### [Exercise prompt]
All of the data should be repeated exactly; pictures are not part of the copy.

### [Input rows]
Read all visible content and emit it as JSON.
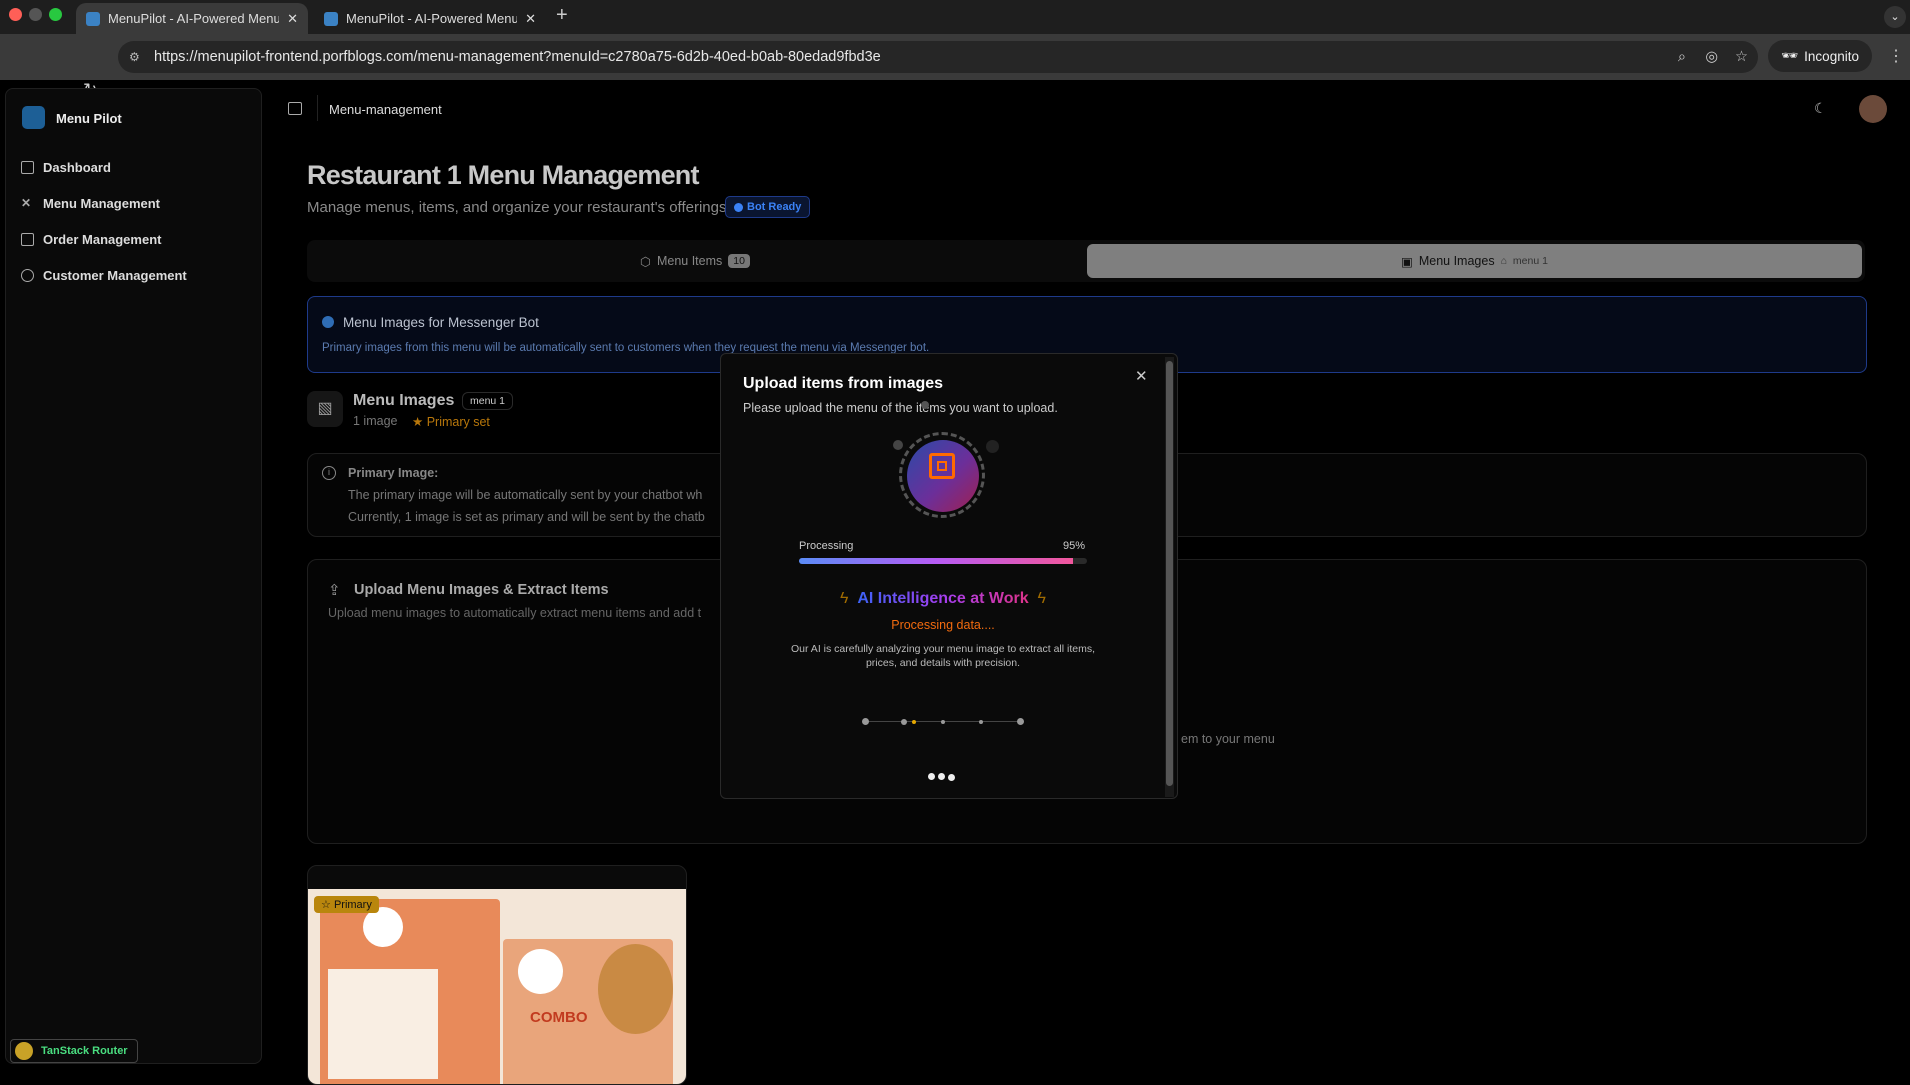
{
  "browser": {
    "tabs": [
      {
        "title": "MenuPilot - AI-Powered Menu Management"
      },
      {
        "title": "MenuPilot - AI-Powered Menu Management"
      }
    ],
    "url": "https://menupilot-frontend.porfblogs.com/menu-management?menuId=c2780a75-6d2b-40ed-b0ab-80edad9fbd3e",
    "incognito": "Incognito"
  },
  "sidebar": {
    "brand": "Menu Pilot",
    "items": [
      {
        "label": "Dashboard",
        "icon": "grid-icon"
      },
      {
        "label": "Menu Management",
        "icon": "utensils-icon"
      },
      {
        "label": "Order Management",
        "icon": "clipboard-icon"
      },
      {
        "label": "Customer Management",
        "icon": "users-icon"
      }
    ]
  },
  "header": {
    "breadcrumb": "Menu-management"
  },
  "page": {
    "title": "Restaurant 1 Menu Management",
    "subtitle": "Manage menus, items, and organize your restaurant's offerings",
    "bot_status": "Bot Ready",
    "tabs": [
      {
        "label": "Menu Items",
        "badge": "10"
      },
      {
        "label": "Menu Images",
        "badge": "menu 1"
      }
    ],
    "info": {
      "title": "Menu Images for Messenger Bot",
      "text": "Primary images from this menu will be automatically sent to customers when they request the menu via Messenger bot."
    },
    "images_header": {
      "title": "Menu Images",
      "menu_badge": "menu 1",
      "count": "1 image",
      "primary": "Primary set"
    },
    "primary_note": {
      "title": "Primary Image:",
      "line1": "The primary image will be automatically sent by your chatbot wh",
      "line2": "Currently, 1 image is set as primary and will be sent by the chatb"
    },
    "upload": {
      "title": "Upload Menu Images & Extract Items",
      "desc": "Upload menu images to automatically extract menu items and add t",
      "dropzone_tail": "em to your menu"
    },
    "image_card": {
      "badge": "Primary",
      "combo": "COMBO"
    }
  },
  "modal": {
    "title": "Upload items from images",
    "subtitle": "Please upload the menu of the items you want to upload.",
    "progress_label": "Processing",
    "progress_value": 95,
    "progress_text": "95%",
    "headline": "AI Intelligence at Work",
    "status": "Processing data....",
    "desc1": "Our AI is carefully analyzing your menu image to extract all items,",
    "desc2": "prices, and details with precision."
  },
  "devtools": {
    "label": "TanStack Router"
  },
  "colors": {
    "accent_blue": "#3b82f6",
    "orange": "#f97316",
    "amber": "#d97706"
  }
}
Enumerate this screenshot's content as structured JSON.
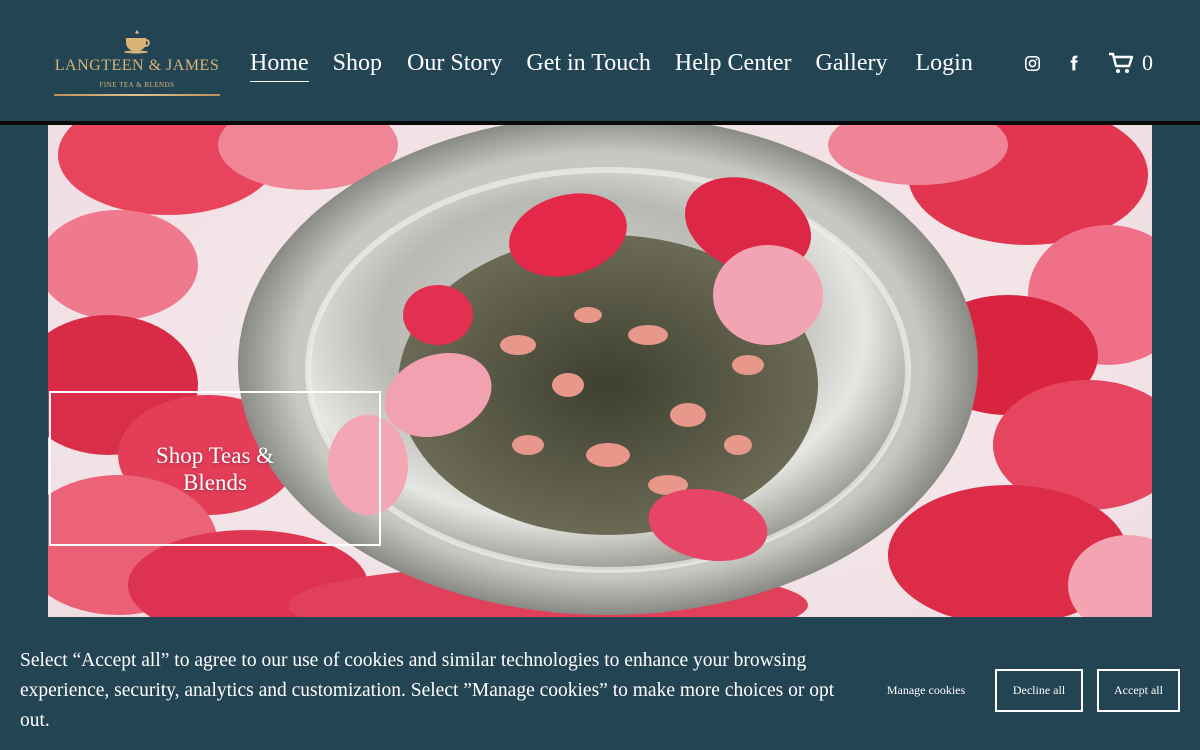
{
  "brand": {
    "name": "LANGTEEN & JAMES",
    "tagline": "FINE TEA & BLENDS",
    "gold": "#c9a66b"
  },
  "nav": {
    "items": [
      {
        "label": "Home",
        "active": true
      },
      {
        "label": "Shop"
      },
      {
        "label": "Our Story"
      },
      {
        "label": "Get in Touch"
      },
      {
        "label": "Help Center"
      },
      {
        "label": "Gallery"
      },
      {
        "label": "Login"
      }
    ]
  },
  "social": {
    "icons": [
      "instagram-icon",
      "facebook-icon"
    ]
  },
  "cart": {
    "icon": "cart-icon",
    "count": "0"
  },
  "hero": {
    "button_label": "Shop Teas & Blends",
    "image": "rose-petal-tea-on-silver-plate"
  },
  "cookie": {
    "text": "Select “Accept all” to agree to our use of cookies and similar technologies to enhance your browsing experience, security, analytics and customization. Select ”Manage cookies” to make more choices or opt out.",
    "manage_label": "Manage cookies",
    "decline_label": "Decline all",
    "accept_label": "Accept all"
  },
  "colors": {
    "background": "#234553",
    "header_rule": "#0a0a0a",
    "text": "#ffffff"
  }
}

### [Response below]
Read all visible content and emit it as JSON.
{
  "browser": {
    "tabs": [
      {
        "title": "MenuPilot - AI-Powered Menu Management"
      },
      {
        "title": "MenuPilot - AI-Powered Menu Management"
      }
    ],
    "url": "https://menupilot-frontend.porfblogs.com/menu-management?menuId=c2780a75-6d2b-40ed-b0ab-80edad9fbd3e",
    "incognito": "Incognito"
  },
  "sidebar": {
    "brand": "Menu Pilot",
    "items": [
      {
        "label": "Dashboard",
        "icon": "grid-icon"
      },
      {
        "label": "Menu Management",
        "icon": "utensils-icon"
      },
      {
        "label": "Order Management",
        "icon": "clipboard-icon"
      },
      {
        "label": "Customer Management",
        "icon": "users-icon"
      }
    ]
  },
  "header": {
    "breadcrumb": "Menu-management"
  },
  "page": {
    "title": "Restaurant 1 Menu Management",
    "subtitle": "Manage menus, items, and organize your restaurant's offerings",
    "bot_status": "Bot Ready",
    "tabs": [
      {
        "label": "Menu Items",
        "badge": "10"
      },
      {
        "label": "Menu Images",
        "badge": "menu 1"
      }
    ],
    "info": {
      "title": "Menu Images for Messenger Bot",
      "text": "Primary images from this menu will be automatically sent to customers when they request the menu via Messenger bot."
    },
    "images_header": {
      "title": "Menu Images",
      "menu_badge": "menu 1",
      "count": "1 image",
      "primary": "Primary set"
    },
    "primary_note": {
      "title": "Primary Image:",
      "line1": "The primary image will be automatically sent by your chatbot wh",
      "line2": "Currently, 1 image is set as primary and will be sent by the chatb"
    },
    "upload": {
      "title": "Upload Menu Images & Extract Items",
      "desc": "Upload menu images to automatically extract menu items and add t",
      "dropzone_tail": "em to your menu"
    },
    "image_card": {
      "badge": "Primary",
      "combo": "COMBO"
    }
  },
  "modal": {
    "title": "Upload items from images",
    "subtitle": "Please upload the menu of the items you want to upload.",
    "progress_label": "Processing",
    "progress_value": 95,
    "progress_text": "95%",
    "headline": "AI Intelligence at Work",
    "status": "Processing data....",
    "desc1": "Our AI is carefully analyzing your menu image to extract all items,",
    "desc2": "prices, and details with precision."
  },
  "devtools": {
    "label": "TanStack Router"
  },
  "colors": {
    "accent_blue": "#3b82f6",
    "orange": "#f97316",
    "amber": "#d97706"
  }
}
Enumerate this screenshot's content as structured JSON.
{
  "brand": {
    "name": "LANGTEEN & JAMES",
    "tagline": "FINE TEA & BLENDS",
    "gold": "#c9a66b"
  },
  "nav": {
    "items": [
      {
        "label": "Home",
        "active": true
      },
      {
        "label": "Shop"
      },
      {
        "label": "Our Story"
      },
      {
        "label": "Get in Touch"
      },
      {
        "label": "Help Center"
      },
      {
        "label": "Gallery"
      },
      {
        "label": "Login"
      }
    ]
  },
  "social": {
    "icons": [
      "instagram-icon",
      "facebook-icon"
    ]
  },
  "cart": {
    "icon": "cart-icon",
    "count": "0"
  },
  "hero": {
    "button_label": "Shop Teas & Blends",
    "image": "rose-petal-tea-on-silver-plate"
  },
  "cookie": {
    "text": "Select “Accept all” to agree to our use of cookies and similar technologies to enhance your browsing experience, security, analytics and customization. Select ”Manage cookies” to make more choices or opt out.",
    "manage_label": "Manage cookies",
    "decline_label": "Decline all",
    "accept_label": "Accept all"
  },
  "colors": {
    "background": "#234553",
    "header_rule": "#0a0a0a",
    "text": "#ffffff"
  }
}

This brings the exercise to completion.